**DATASET EXCERPTS**
----

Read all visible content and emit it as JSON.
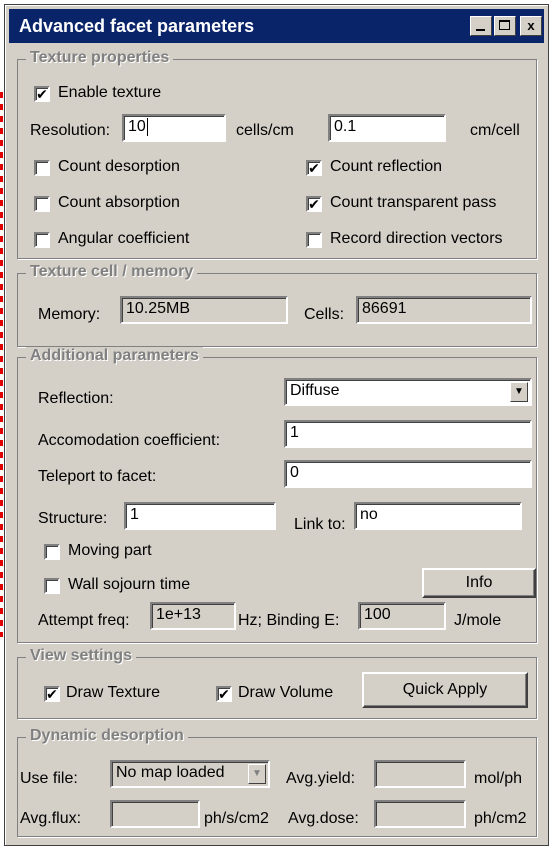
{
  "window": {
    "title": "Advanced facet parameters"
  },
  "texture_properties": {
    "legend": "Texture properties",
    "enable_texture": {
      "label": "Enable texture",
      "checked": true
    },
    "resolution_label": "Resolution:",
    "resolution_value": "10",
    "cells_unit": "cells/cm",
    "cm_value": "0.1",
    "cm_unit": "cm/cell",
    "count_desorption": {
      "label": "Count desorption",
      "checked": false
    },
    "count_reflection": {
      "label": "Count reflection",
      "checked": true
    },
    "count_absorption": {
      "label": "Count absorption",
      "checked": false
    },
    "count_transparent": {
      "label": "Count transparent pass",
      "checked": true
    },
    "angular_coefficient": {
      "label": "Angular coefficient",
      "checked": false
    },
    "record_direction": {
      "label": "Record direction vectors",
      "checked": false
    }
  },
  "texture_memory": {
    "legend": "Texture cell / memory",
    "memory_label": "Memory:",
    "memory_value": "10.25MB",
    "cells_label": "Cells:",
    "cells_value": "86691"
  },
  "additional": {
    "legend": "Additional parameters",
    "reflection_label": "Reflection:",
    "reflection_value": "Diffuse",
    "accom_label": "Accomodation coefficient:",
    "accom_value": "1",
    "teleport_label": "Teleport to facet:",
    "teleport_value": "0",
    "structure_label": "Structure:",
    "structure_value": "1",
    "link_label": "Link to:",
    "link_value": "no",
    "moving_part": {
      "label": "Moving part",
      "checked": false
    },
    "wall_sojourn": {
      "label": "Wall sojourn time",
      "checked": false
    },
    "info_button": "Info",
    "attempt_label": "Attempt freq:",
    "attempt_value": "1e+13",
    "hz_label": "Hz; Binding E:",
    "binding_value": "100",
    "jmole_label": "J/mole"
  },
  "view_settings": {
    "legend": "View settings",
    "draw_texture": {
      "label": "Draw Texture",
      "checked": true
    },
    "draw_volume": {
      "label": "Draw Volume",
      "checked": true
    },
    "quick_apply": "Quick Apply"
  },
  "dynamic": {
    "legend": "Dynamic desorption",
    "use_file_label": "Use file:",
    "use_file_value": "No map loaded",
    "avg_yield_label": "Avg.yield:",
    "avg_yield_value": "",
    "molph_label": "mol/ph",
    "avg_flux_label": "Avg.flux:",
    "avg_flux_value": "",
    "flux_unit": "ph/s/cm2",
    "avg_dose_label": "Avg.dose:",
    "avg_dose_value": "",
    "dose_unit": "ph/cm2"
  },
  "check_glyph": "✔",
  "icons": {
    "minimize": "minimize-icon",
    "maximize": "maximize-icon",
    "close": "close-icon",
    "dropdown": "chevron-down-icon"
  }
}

----

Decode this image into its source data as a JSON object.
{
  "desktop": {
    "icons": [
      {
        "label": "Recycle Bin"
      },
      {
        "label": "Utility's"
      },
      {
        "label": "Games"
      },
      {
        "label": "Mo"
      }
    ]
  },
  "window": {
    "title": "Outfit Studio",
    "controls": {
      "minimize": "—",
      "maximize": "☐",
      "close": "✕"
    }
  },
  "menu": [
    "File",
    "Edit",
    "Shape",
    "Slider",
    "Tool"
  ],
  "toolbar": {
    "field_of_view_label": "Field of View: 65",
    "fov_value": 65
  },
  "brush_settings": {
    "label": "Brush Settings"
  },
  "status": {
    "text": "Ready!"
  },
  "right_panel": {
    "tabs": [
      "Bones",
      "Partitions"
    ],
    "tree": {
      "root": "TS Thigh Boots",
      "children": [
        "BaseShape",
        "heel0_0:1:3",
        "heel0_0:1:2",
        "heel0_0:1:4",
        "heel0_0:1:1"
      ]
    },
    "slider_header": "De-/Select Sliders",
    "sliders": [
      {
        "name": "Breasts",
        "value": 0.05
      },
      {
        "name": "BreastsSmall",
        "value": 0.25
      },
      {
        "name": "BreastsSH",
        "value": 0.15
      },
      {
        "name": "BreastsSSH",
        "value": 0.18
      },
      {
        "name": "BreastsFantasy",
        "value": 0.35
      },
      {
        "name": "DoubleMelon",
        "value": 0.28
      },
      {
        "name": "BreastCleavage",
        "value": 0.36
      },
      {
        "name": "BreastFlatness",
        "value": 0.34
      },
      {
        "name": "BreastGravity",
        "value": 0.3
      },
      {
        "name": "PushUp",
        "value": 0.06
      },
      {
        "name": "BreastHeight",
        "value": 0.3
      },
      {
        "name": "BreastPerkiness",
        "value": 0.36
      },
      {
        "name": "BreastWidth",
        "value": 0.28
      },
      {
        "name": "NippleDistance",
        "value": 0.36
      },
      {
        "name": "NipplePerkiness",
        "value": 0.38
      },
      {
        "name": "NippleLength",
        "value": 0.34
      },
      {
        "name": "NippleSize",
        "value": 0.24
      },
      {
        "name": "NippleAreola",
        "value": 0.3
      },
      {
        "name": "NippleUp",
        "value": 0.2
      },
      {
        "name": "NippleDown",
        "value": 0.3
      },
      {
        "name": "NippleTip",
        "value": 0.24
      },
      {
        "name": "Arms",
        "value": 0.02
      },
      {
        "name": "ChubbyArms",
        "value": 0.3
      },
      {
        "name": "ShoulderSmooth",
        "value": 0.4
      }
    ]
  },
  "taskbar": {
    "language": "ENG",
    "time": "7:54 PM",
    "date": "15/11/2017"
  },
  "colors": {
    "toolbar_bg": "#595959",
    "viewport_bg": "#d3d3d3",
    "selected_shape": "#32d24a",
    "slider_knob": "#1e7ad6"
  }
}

----

**TASK DETAILS**
Check each line of the entries above, and show every one holding the word "facet".

**ANSWER FOR THE TASK**
    "title": "Advanced facet parameters"
    "teleport_label": "Teleport to facet:",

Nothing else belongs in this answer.